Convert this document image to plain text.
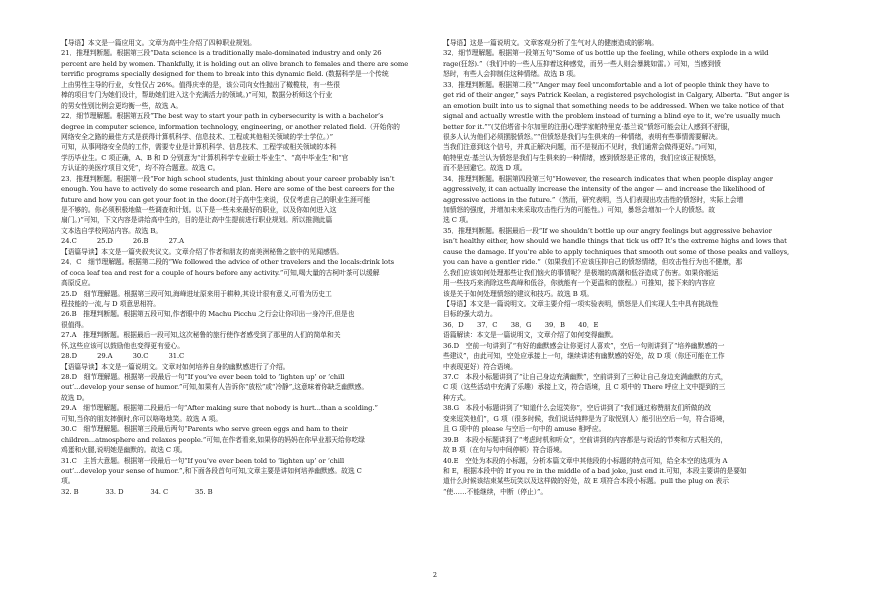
【导语】本文是一篇应用文。文章为高中生介绍了四种职业规划。
21．推理判断题。根据第三段“Data science is a traditionally male-dominated industry and only 26
percent are held by women. Thankfully, it is holding out an olive branch to females and there are some
terrific programs specially designed for them to break into this dynamic field. (数据科学是一个传统
上由男性主导的行业，女性仅占 26%。值得庆幸的是，该公司向女性抛出了橄榄枝，有一些很
棒的项目专门为她们设计，帮助她们进入这个充满活力的领域。)”可知，数据分析师这个行业
的男女性别比例会更均衡一些，故选 A。
22．细节理解题。根据第五段“The best way to start your path in cybersecurity is with a bachelor’s
degree in computer science, information technology, engineering, or another related field.（开始你的
网络安全之路的最佳方式是获得计算机科学、信息技术、工程或其他相关领域的学士学位。）”
可知，从事网络安全员的工作，需要专业是计算机科学、信息技术、工程学或相关领域的本科
学历毕业生。C 项正确，A、B 和 D 分别意为“计算机科学专业硕士毕业生”、“高中毕业生”和“官
方认证的美医疗项目文凭”，均不符合题意。故选 C。
23．推理判断题。根据第一段“For high school students, just thinking about your career probably isn’t
enough. You have to actively do some research and plan. Here are some of the best careers for the
future and how you can get your foot in the door.(对于高中生来说，仅仅考虑自己的职业生涯可能
是不够的。你必须积极地做一些调查和计划。以下是一些未来最好的职业，以及你如何进入这
扇门。)”可知，下文内容是讲给高中生的，目的是让高中生提前进行职业规划。所以推测此篇
文本选自学校网站内容。故选 B。
24.C　　　25.D　　　26.B　　　27.A
【语篇导读】本文是一篇夹叙夹议文。文章介绍了作者和朋友的南美洲秘鲁之旅中的见闻感悟。
24．C　细节理解题。根据第二段的“We followed the advice of other travelers and the locals:drink lots
of coca leaf tea and rest for a couple of hours before any activity.”可知,喝大量的古柯叶茶可以缓解
高原反应。
25.D　细节理解题。根据第三段可知,海峰进址原来用于耕种,其设计很有意义,可看为历史工
程技能的一流,与 D 项意思相符。
26.B　推理判断题。根据第五段可知,作者眼中的 Machu Picchu 之行会让你印出一身冷汗,但是也
很值得。
27.A　推理判断题。根据最后一段可知,这次秘鲁的旅行使作者感受到了那里的人们的简单和关
怀,这些应该可以鼓励他也变得更有爱心。
28.D　　　29.A　　　30.C　　　31.C
【语篇导读】本文是一篇说明文。文章对如何培养自身的幽默感进行了介绍。
28.D　细节理解题。根据第一段最后一句“If you’ve ever been told to ‘lighten up’ or ‘chill
out’...develop your sense of humor.”可知,如果有人告诉你“放松”或“冷静”,这意味着你缺乏幽默感。
故选 D。
29.A　细节理解题。根据第二段最后一句“After making sure that nobody is hurt...than a scolding.”
可知,当你的朋友摔倒时,你可以咯咯地笑。故选 A 项。
30.C　细节理解题。根据第三段最后两句“Parents who serve green eggs and ham to their
children...atmosphere and relaxes people.”可知,在作者看来,如果你的妈妈在你早业那天给你吃绿
鸡蛋和火腿,说明她是幽默的。故选 C 项。
31.C　主旨大意题。根据第一段最后一句“If you’ve ever been told to ‘lighten up’ or ‘chill
out’...develop your sense of humor.”,和下面各段首句可知,文章主要是讲如何培养幽默感。故选 C
项。
32. B　　　　33. D　　　　34. C　　　　35. B
【导语】这是一篇说明文。文章客观分析了生气对人的健康造成的影响。
32．细节理解题。根据第一段第五句“Some of us bottle up the feeling, while others explode in a wild
rage(狂怒).”（我们中的一些人压抑着这种感觉，而另一些人则会暴跳如雷。）可知，当感到愤
怒时，有些人会抑制住这种情绪。故选 B 项。
33．推理判断题。根据第二段““Anger may feel uncomfortable and a lot of people think they have to
get rid of their anger,” says Patrick Keelan, a registered psychologist in Calgary, Alberta. “But anger is
an emotion built into us to signal that something needs to be addressed. When we take notice of that
signal and actually wrestle with the problem instead of turning a blind eye to it, we’re usually much
better for it.””(艾伯塔省卡尔加里的注册心理学家帕特里克·基兰说“愤怒可能会让人感到不舒服，
很多人认为他们必须摆脱愤怒。”“但愤怒是我们与生俱来的一种情绪，表明有些事情需要解决。
当我们注意到这个信号，并真正解决问题，而不是视而不见时，我们通常会做得更好。”)可知，
帕特里克·基兰认为愤怒是我们与生俱来的一种情绪，感到愤怒是正常的，我们应该正视愤怒，
而不是回避它。故选 D 项。
34．推理判断题。根据第四段第三句“However, the research indicates that when people display anger
aggressively, it can actually increase the intensity of the anger — and increase the likelihood of
aggressive actions in the future.”（然而，研究表明，当人们表现出攻击性的愤怒时，实际上会增
加愤怒的强度，并增加未来采取攻击性行为的可能性。）可知，暴怒会增加一个人的愤怒。故
选 C 项。
35．推理判断题。根据最后一段“If we shouldn’t bottle up our angry feelings but aggressive behavior
isn’t healthy either, how should we handle things that tick us off? It’s the extreme highs and lows that
cause the damage. If you’re able to apply techniques that smooth out some of those peaks and valleys,
you can have a gentler ride.”（如果我们不应该压抑自己的愤怒情绪，但攻击性行为也不健康，那
么我们应该如何处理那些让我们恼火的事情呢？是极端的高潮和低谷造成了伤害。如果你能运
用一些技巧来消除这些高峰和低谷，你就能有一个更温和的旅程。）可推知，接下来的内容应
该是关于如何处理愤怒的建议和技巧。故选 B 项。
【导语】本文是一篇说明文。文章主要介绍一项实验表明，愤怒是人们实现人生中具有挑战性
目标的强大动力。
36．D　　37．C　　38．G　　39．B　　40．E
语篇解读：本文是一篇说明文，文章介绍了如何变得幽默。
36.D　空前一句讲到了“有好的幽默感会让你更讨人喜欢”，空后一句则讲到了“培养幽默感的一
些建议”，由此可知，空处应承接上一句，继续讲述有幽默感的好处，故 D 项（你还可能在工作
中表现更好）符合语境。
37.C　本段小标题讲到了“让自己身边充满幽默”，空前讲到了三种让自己身边充满幽默的方式，
C 项（这些活动中充满了乐趣）承接上文，符合语境，且 C 项中的 There 呼应上文中提到的三
种方式。
38.G　本段小标题讲到了“知道什么会逗笑你”，空后讲到了“我们通过称赞朋友们所做的改
变来逗笑他们”，G 项（很多时候，我们说话纯粹是为了取悦别人）能引出空后一句，符合语境，
且 G 项中的 please 与空后一句中的 amuse 相呼应。
39.B　本段小标题讲到了“考虑时机和听众”，空前讲到的内容都是与说话的节奏和方式相关的，
故 B 项（在句与句中间停顿）符合语境。
40.E　空处为本段的小标题，分析本篇文章中其他段的小标题的特点可知，给全本空的选项为 A
和 E，根据本段中的 If you re in the middle of a bad joke, just end it.可知，本段主要讲的是要如
道什么时候该结束某些玩笑以及这样做的好处，故 E 项符合本段小标题。pull the plug on 表示
“使……不能继续，中断（停止）”。
2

▶ [Brief]:
Give all the lines above again, character for character, without pictures.

▶ [Correct response]:
Convert this document image to plain text.
【导语】本文是一篇应用文。文章为高中生介绍了四种职业规划。
21．推理判断题。根据第三段“Data science is a traditionally male-dominated industry and only 26
percent are held by women. Thankfully, it is holding out an olive branch to females and there are some
terrific programs specially designed for them to break into this dynamic field. (数据科学是一个传统
上由男性主导的行业，女性仅占 26%。值得庆幸的是，该公司向女性抛出了橄榄枝，有一些很
棒的项目专门为她们设计，帮助她们进入这个充满活力的领域。)”可知，数据分析师这个行业
的男女性别比例会更均衡一些，故选 A。
22．细节理解题。根据第五段“The best way to start your path in cybersecurity is with a bachelor’s
degree in computer science, information technology, engineering, or another related field.（开始你的
网络安全之路的最佳方式是获得计算机科学、信息技术、工程或其他相关领域的学士学位。）”
可知，从事网络安全员的工作，需要专业是计算机科学、信息技术、工程学或相关领域的本科
学历毕业生。C 项正确，A、B 和 D 分别意为“计算机科学专业硕士毕业生”、“高中毕业生”和“官
方认证的美医疗项目文凭”，均不符合题意。故选 C。
23．推理判断题。根据第一段“For high school students, just thinking about your career probably isn’t
enough. You have to actively do some research and plan. Here are some of the best careers for the
future and how you can get your foot in the door.(对于高中生来说，仅仅考虑自己的职业生涯可能
是不够的。你必须积极地做一些调查和计划。以下是一些未来最好的职业，以及你如何进入这
扇门。)”可知，下文内容是讲给高中生的，目的是让高中生提前进行职业规划。所以推测此篇
文本选自学校网站内容。故选 B。
24.C　　　25.D　　　26.B　　　27.A
【语篇导读】本文是一篇夹叙夹议文。文章介绍了作者和朋友的南美洲秘鲁之旅中的见闻感悟。
24．C　细节理解题。根据第二段的“We followed the advice of other travelers and the locals:drink lots
of coca leaf tea and rest for a couple of hours before any activity.”可知,喝大量的古柯叶茶可以缓解
高原反应。
25.D　细节理解题。根据第三段可知,海峰进址原来用于耕种,其设计很有意义,可看为历史工
程技能的一流,与 D 项意思相符。
26.B　推理判断题。根据第五段可知,作者眼中的 Machu Picchu 之行会让你印出一身冷汗,但是也
很值得。
27.A　推理判断题。根据最后一段可知,这次秘鲁的旅行使作者感受到了那里的人们的简单和关
怀,这些应该可以鼓励他也变得更有爱心。
28.D　　　29.A　　　30.C　　　31.C
【语篇导读】本文是一篇说明文。文章对如何培养自身的幽默感进行了介绍。
28.D　细节理解题。根据第一段最后一句“If you’ve ever been told to ‘lighten up’ or ‘chill
out’...develop your sense of humor.”可知,如果有人告诉你“放松”或“冷静”,这意味着你缺乏幽默感。
故选 D。
29.A　细节理解题。根据第二段最后一句“After making sure that nobody is hurt...than a scolding.”
可知,当你的朋友摔倒时,你可以咯咯地笑。故选 A 项。
30.C　细节理解题。根据第三段最后两句“Parents who serve green eggs and ham to their
children...atmosphere and relaxes people.”可知,在作者看来,如果你的妈妈在你早业那天给你吃绿
鸡蛋和火腿,说明她是幽默的。故选 C 项。
31.C　主旨大意题。根据第一段最后一句“If you’ve ever been told to ‘lighten up’ or ‘chill
out’...develop your sense of humor.”,和下面各段首句可知,文章主要是讲如何培养幽默感。故选 C
项。
32. B　　　　33. D　　　　34. C　　　　35. B
【导语】这是一篇说明文。文章客观分析了生气对人的健康造成的影响。
32．细节理解题。根据第一段第五句“Some of us bottle up the feeling, while others explode in a wild
rage(狂怒).”（我们中的一些人压抑着这种感觉，而另一些人则会暴跳如雷。）可知，当感到愤
怒时，有些人会抑制住这种情绪。故选 B 项。
33．推理判断题。根据第二段““Anger may feel uncomfortable and a lot of people think they have to
get rid of their anger,” says Patrick Keelan, a registered psychologist in Calgary, Alberta. “But anger is
an emotion built into us to signal that something needs to be addressed. When we take notice of that
signal and actually wrestle with the problem instead of turning a blind eye to it, we’re usually much
better for it.””(艾伯塔省卡尔加里的注册心理学家帕特里克·基兰说“愤怒可能会让人感到不舒服，
很多人认为他们必须摆脱愤怒。”“但愤怒是我们与生俱来的一种情绪，表明有些事情需要解决。
当我们注意到这个信号，并真正解决问题，而不是视而不见时，我们通常会做得更好。”)可知，
帕特里克·基兰认为愤怒是我们与生俱来的一种情绪，感到愤怒是正常的，我们应该正视愤怒，
而不是回避它。故选 D 项。
34．推理判断题。根据第四段第三句“However, the research indicates that when people display anger
aggressively, it can actually increase the intensity of the anger — and increase the likelihood of
aggressive actions in the future.”（然而，研究表明，当人们表现出攻击性的愤怒时，实际上会增
加愤怒的强度，并增加未来采取攻击性行为的可能性。）可知，暴怒会增加一个人的愤怒。故
选 C 项。
35．推理判断题。根据最后一段“If we shouldn’t bottle up our angry feelings but aggressive behavior
isn’t healthy either, how should we handle things that tick us off? It’s the extreme highs and lows that
cause the damage. If you’re able to apply techniques that smooth out some of those peaks and valleys,
you can have a gentler ride.”（如果我们不应该压抑自己的愤怒情绪，但攻击性行为也不健康，那
么我们应该如何处理那些让我们恼火的事情呢？是极端的高潮和低谷造成了伤害。如果你能运
用一些技巧来消除这些高峰和低谷，你就能有一个更温和的旅程。）可推知，接下来的内容应
该是关于如何处理愤怒的建议和技巧。故选 B 项。
【导语】本文是一篇说明文。文章主要介绍一项实验表明，愤怒是人们实现人生中具有挑战性
目标的强大动力。
36．D　　37．C　　38．G　　39．B　　40．E
语篇解读：本文是一篇说明文，文章介绍了如何变得幽默。
36.D　空前一句讲到了“有好的幽默感会让你更讨人喜欢”，空后一句则讲到了“培养幽默感的一
些建议”，由此可知，空处应承接上一句，继续讲述有幽默感的好处，故 D 项（你还可能在工作
中表现更好）符合语境。
37.C　本段小标题讲到了“让自己身边充满幽默”，空前讲到了三种让自己身边充满幽默的方式，
C 项（这些活动中充满了乐趣）承接上文，符合语境，且 C 项中的 There 呼应上文中提到的三
种方式。
38.G　本段小标题讲到了“知道什么会逗笑你”，空后讲到了“我们通过称赞朋友们所做的改
变来逗笑他们”，G 项（很多时候，我们说话纯粹是为了取悦别人）能引出空后一句，符合语境，
且 G 项中的 please 与空后一句中的 amuse 相呼应。
39.B　本段小标题讲到了“考虑时机和听众”，空前讲到的内容都是与说话的节奏和方式相关的，
故 B 项（在句与句中间停顿）符合语境。
40.E　空处为本段的小标题，分析本篇文章中其他段的小标题的特点可知，给全本空的选项为 A
和 E，根据本段中的 If you re in the middle of a bad joke, just end it.可知，本段主要讲的是要如
道什么时候该结束某些玩笑以及这样做的好处，故 E 项符合本段小标题。pull the plug on 表示
“使……不能继续，中断（停止）”。
2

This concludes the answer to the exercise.